[GIVEN EXERCISE]:
Wherever a line holds the word "अवसर", copy that line out.

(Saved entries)
######
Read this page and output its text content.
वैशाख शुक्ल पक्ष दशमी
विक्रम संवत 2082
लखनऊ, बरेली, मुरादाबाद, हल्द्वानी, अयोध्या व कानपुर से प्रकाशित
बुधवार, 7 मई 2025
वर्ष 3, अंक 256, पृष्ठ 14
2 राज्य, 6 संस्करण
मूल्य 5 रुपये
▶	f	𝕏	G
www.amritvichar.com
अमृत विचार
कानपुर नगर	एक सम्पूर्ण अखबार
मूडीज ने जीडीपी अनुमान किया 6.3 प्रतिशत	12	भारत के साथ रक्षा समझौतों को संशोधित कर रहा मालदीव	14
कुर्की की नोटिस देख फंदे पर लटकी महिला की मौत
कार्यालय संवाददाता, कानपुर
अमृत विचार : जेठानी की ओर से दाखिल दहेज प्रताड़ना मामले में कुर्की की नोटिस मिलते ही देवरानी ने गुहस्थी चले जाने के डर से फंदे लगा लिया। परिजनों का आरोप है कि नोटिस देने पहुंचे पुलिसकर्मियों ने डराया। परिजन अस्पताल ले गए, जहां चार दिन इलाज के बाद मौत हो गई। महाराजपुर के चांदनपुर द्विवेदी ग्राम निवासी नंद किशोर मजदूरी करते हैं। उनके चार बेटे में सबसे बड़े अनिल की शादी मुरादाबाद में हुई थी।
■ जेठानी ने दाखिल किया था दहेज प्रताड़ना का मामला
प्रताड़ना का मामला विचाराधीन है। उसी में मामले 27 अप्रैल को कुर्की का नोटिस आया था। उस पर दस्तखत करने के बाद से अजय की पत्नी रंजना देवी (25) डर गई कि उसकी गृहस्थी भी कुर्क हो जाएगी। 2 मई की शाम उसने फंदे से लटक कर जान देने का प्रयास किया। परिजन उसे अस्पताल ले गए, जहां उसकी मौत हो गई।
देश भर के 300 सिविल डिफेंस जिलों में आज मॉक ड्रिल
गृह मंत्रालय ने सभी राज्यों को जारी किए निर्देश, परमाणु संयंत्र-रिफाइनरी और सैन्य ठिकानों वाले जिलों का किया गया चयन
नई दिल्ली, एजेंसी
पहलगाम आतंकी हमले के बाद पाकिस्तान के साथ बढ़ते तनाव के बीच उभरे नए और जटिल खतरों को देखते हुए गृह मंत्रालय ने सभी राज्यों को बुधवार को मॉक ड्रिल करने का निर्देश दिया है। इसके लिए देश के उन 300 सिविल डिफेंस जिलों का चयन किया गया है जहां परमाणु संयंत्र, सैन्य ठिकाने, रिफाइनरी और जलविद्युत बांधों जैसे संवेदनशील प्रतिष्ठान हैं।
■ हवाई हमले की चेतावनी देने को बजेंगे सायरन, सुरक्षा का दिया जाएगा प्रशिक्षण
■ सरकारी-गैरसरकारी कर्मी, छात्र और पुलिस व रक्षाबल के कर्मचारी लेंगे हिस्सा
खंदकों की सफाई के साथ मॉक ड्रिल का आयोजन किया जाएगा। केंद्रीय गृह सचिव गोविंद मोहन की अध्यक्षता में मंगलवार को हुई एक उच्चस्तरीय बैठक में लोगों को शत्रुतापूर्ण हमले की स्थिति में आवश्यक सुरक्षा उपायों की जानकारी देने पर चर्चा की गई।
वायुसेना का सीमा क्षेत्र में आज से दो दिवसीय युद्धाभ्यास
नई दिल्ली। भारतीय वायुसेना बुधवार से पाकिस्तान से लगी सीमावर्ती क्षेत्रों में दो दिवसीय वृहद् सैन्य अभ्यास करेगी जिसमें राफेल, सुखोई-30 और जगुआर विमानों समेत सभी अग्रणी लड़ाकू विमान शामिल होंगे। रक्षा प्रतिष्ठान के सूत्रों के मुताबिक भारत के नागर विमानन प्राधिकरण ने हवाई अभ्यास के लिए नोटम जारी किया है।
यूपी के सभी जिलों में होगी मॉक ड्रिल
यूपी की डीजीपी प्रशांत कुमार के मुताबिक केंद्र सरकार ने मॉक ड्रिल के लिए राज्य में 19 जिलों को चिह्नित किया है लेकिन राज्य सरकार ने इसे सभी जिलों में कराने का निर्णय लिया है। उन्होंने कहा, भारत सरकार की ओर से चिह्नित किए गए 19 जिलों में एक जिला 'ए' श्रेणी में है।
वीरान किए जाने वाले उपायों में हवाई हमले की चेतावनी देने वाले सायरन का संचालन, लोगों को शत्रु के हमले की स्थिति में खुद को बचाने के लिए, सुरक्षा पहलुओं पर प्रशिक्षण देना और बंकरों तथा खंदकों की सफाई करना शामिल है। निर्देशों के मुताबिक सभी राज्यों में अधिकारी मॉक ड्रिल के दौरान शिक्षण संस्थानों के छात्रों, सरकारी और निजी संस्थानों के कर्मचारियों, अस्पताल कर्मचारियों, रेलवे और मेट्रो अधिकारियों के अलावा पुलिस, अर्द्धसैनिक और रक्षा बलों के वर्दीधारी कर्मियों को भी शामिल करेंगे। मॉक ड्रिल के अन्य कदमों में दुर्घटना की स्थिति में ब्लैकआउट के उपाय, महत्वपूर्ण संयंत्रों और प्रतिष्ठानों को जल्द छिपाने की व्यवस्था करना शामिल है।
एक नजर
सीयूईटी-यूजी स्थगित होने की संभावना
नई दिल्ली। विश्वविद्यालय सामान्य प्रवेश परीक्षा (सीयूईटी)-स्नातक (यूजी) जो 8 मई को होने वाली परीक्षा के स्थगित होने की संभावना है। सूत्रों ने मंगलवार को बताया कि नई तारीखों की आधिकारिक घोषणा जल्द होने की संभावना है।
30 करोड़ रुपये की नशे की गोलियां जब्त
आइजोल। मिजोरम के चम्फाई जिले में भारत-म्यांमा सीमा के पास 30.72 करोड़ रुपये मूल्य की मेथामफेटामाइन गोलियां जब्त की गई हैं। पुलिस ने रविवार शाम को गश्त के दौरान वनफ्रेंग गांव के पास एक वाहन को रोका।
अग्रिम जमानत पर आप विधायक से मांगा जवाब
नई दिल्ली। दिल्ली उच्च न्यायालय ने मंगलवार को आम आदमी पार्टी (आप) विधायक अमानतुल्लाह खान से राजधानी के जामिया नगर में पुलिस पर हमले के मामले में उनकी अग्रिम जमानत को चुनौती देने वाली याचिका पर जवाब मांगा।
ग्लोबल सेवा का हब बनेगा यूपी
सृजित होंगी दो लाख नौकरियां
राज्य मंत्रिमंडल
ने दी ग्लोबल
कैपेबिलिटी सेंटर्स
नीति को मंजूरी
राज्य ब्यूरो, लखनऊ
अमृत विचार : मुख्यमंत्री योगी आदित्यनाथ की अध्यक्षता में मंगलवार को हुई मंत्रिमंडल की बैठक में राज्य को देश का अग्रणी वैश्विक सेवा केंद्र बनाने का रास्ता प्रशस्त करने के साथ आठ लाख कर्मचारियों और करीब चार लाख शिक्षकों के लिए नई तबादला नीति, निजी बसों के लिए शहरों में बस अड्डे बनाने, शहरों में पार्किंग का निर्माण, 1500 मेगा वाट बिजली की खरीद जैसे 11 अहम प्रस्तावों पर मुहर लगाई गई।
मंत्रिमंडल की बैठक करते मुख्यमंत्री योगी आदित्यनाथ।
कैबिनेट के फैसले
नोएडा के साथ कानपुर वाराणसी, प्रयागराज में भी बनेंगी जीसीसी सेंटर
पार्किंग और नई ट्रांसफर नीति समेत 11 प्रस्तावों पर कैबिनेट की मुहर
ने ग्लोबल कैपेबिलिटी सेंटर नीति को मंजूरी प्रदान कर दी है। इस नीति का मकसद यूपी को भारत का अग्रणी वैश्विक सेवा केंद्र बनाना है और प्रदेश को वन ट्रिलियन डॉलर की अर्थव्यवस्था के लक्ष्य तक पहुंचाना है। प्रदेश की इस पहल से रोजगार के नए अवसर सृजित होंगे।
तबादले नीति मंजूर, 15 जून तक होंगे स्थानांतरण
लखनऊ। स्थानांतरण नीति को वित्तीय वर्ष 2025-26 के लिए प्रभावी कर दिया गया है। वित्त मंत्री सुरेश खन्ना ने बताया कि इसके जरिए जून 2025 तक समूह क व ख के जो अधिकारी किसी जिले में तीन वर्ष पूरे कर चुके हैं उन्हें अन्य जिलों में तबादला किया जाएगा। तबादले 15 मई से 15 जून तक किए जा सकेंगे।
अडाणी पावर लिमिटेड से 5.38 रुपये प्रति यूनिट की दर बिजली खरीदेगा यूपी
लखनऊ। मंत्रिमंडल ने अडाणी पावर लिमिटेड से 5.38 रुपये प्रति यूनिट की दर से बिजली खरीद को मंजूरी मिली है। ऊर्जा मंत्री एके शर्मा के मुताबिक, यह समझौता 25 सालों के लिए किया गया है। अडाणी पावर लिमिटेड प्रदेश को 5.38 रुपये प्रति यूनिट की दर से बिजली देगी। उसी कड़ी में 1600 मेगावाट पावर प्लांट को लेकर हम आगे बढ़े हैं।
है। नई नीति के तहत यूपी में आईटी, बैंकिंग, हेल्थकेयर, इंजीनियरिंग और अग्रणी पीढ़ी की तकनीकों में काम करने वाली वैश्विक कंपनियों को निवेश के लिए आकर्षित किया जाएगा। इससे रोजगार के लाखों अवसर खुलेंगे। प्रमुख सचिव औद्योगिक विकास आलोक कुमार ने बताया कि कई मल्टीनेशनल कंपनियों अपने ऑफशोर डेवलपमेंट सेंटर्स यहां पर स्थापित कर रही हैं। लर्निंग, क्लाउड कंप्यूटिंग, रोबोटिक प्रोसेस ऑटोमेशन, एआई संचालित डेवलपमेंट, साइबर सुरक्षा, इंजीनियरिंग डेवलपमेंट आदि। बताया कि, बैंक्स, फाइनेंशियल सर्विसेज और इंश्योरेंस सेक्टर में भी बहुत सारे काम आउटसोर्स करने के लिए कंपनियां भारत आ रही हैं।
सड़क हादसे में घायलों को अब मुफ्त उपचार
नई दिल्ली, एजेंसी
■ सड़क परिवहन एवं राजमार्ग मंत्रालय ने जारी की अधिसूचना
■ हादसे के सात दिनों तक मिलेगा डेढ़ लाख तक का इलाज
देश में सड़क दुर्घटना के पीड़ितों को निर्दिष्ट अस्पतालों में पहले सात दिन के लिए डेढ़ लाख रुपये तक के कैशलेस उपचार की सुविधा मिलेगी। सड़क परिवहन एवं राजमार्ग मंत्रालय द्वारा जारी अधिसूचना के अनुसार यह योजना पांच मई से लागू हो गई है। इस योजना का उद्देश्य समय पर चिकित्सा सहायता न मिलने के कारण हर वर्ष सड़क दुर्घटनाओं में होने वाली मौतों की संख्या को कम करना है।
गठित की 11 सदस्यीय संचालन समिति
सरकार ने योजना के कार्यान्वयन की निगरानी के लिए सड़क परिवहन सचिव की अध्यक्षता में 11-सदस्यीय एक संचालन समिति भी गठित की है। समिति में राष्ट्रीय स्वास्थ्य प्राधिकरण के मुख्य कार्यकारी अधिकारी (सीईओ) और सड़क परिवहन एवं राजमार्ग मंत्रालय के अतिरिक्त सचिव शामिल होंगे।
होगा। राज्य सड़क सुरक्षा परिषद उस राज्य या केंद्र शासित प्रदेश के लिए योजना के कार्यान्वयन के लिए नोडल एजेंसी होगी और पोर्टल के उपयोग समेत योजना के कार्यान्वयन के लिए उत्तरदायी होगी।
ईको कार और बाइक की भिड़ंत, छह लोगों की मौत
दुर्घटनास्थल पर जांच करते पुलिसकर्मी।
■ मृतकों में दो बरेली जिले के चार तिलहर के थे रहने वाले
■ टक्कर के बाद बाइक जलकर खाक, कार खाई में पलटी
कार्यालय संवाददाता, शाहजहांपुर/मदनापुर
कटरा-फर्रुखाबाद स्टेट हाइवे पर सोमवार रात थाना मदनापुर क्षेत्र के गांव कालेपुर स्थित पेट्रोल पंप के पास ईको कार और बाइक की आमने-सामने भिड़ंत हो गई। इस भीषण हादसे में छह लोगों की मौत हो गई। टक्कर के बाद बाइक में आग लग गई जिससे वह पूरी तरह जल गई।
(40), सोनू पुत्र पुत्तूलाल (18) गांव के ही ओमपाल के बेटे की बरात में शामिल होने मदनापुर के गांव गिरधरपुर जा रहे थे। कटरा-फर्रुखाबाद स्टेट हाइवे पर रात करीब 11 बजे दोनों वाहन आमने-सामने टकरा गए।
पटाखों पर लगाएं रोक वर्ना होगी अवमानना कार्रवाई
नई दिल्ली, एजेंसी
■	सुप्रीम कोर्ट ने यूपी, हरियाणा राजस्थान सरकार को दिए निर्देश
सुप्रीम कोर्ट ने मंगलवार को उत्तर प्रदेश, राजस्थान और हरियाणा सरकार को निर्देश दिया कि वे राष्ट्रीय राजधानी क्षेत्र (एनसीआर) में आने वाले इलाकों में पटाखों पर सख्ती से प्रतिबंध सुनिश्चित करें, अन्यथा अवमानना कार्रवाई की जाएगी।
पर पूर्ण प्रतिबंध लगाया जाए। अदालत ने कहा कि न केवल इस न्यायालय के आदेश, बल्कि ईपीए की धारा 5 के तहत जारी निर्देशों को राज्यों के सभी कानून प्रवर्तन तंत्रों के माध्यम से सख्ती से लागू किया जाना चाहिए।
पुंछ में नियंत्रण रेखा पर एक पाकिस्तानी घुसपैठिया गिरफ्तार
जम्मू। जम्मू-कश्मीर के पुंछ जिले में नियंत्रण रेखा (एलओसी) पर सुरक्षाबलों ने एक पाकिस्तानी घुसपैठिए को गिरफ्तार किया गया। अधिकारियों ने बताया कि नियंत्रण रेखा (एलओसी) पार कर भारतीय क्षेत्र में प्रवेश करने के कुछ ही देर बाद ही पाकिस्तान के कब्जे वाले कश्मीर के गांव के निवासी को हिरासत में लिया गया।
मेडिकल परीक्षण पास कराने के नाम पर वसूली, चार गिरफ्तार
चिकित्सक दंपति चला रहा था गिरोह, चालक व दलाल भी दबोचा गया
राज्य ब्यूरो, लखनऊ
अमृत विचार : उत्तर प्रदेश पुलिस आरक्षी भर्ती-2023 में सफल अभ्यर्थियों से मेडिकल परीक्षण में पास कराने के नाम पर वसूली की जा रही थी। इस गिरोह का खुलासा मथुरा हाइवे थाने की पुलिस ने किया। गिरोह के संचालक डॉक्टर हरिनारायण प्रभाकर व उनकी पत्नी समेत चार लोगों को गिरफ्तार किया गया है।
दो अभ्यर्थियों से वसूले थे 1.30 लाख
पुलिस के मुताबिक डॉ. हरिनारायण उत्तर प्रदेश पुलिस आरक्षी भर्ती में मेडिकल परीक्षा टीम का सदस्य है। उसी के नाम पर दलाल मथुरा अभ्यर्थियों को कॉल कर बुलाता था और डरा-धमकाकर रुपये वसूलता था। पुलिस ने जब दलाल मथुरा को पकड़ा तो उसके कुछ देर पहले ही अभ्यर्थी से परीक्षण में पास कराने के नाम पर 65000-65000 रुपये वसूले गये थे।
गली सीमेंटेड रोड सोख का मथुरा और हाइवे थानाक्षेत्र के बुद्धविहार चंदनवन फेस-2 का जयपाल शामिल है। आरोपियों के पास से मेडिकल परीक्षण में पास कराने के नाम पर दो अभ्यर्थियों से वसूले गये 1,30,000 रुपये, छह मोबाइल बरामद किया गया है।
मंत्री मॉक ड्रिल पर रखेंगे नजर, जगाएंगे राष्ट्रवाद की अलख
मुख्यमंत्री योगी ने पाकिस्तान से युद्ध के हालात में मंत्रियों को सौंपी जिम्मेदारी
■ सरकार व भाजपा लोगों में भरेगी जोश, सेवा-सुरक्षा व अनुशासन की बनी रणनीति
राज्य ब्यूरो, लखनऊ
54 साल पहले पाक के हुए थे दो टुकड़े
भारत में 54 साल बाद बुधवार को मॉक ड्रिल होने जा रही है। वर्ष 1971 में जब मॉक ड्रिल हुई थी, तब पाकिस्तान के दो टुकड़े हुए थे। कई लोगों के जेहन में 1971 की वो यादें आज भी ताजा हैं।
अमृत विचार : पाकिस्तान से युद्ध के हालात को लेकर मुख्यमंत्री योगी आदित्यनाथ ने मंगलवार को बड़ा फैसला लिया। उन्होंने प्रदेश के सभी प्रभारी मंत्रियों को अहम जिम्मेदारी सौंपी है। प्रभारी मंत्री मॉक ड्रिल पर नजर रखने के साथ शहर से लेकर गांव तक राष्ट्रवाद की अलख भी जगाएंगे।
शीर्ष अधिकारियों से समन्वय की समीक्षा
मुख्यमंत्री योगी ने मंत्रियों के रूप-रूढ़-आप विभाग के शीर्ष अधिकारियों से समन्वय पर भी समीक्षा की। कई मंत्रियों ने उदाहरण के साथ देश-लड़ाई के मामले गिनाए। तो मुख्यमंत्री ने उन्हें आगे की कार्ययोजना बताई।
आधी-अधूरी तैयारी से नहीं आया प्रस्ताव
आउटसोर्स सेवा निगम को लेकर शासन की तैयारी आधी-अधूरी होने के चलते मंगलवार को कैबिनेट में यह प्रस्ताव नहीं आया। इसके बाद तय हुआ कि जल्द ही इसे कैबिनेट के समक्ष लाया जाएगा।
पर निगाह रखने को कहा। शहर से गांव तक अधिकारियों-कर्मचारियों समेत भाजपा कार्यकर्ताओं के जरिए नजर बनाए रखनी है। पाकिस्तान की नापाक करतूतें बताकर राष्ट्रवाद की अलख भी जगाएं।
######
[TASK RESULT]:
ने ग्लोबल कैपेबिलिटी सेंटर नीति को मंजूरी प्रदान कर दी है। इस नीति का मकसद यूपी को भारत का अग्रणी वैश्विक सेवा केंद्र बनाना है और प्रदेश को वन ट्रिलियन डॉलर की अर्थव्यवस्था के लक्ष्य तक पहुंचाना है। प्रदेश की इस पहल से रोजगार के नए अवसर सृजित होंगे।
है। नई नीति के तहत यूपी में आईटी, बैंकिंग, हेल्थकेयर, इंजीनियरिंग और अग्रणी पीढ़ी की तकनीकों में काम करने वाली वैश्विक कंपनियों को निवेश के लिए आकर्षित किया जाएगा। इससे रोजगार के लाखों अवसर खुलेंगे। प्रमुख सचिव औद्योगिक विकास आलोक कुमार ने बताया कि कई मल्टीनेशनल कंपनियों अपने ऑफशोर डेवलपमेंट सेंटर्स यहां पर स्थापित कर रही हैं। लर्निंग, क्लाउड कंप्यूटिंग, रोबोटिक प्रोसेस ऑटोमेशन, एआई संचालित डेवलपमेंट, साइबर सुरक्षा, इंजीनियरिंग डेवलपमेंट आदि। बताया कि, बैंक्स, फाइनेंशियल सर्विसेज और इंश्योरेंस सेक्टर में भी बहुत सारे काम आउटसोर्स करने के लिए कंपनियां भारत आ रही हैं।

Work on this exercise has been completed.